Your objective: From the listing below, pull out the lines that hold "icon".

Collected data
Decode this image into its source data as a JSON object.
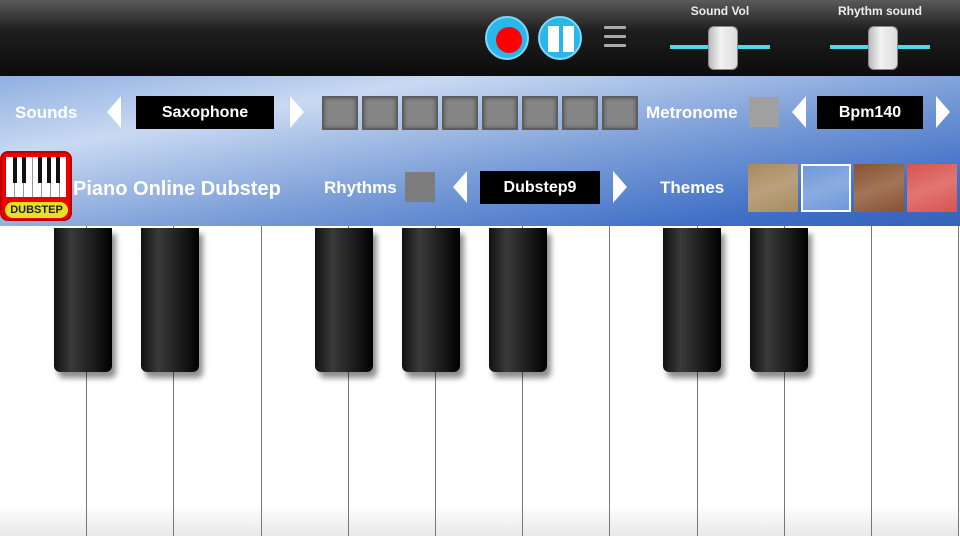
{
  "toolbar": {
    "record_icon": "record-icon",
    "pause_icon": "pause-icon",
    "menu_icon": "hamburger-menu-icon",
    "sound_vol": {
      "label": "Sound Vol",
      "value_percent": 50
    },
    "rhythm_sound": {
      "label": "Rhythm sound",
      "value_percent": 50
    }
  },
  "sounds": {
    "label": "Sounds",
    "value": "Saxophone"
  },
  "steps": {
    "count": 8
  },
  "metronome": {
    "label": "Metronome",
    "value": "Bpm140",
    "enabled": false
  },
  "app": {
    "title": "Piano Online Dubstep",
    "logo_text": "DUBSTEP"
  },
  "rhythms": {
    "label": "Rhythms",
    "value": "Dubstep9",
    "enabled": false
  },
  "themes": {
    "label": "Themes",
    "swatches": [
      "#a88a5e",
      "#6e97da",
      "#8a5230",
      "#d9534f"
    ],
    "selected_index": 1
  },
  "colors": {
    "accent": "#29b6ea",
    "record": "#ff0000",
    "slider": "#4fd8f0"
  }
}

Answer for the task:
    "record_icon": "record-icon",
    "pause_icon": "pause-icon",
    "menu_icon": "hamburger-menu-icon",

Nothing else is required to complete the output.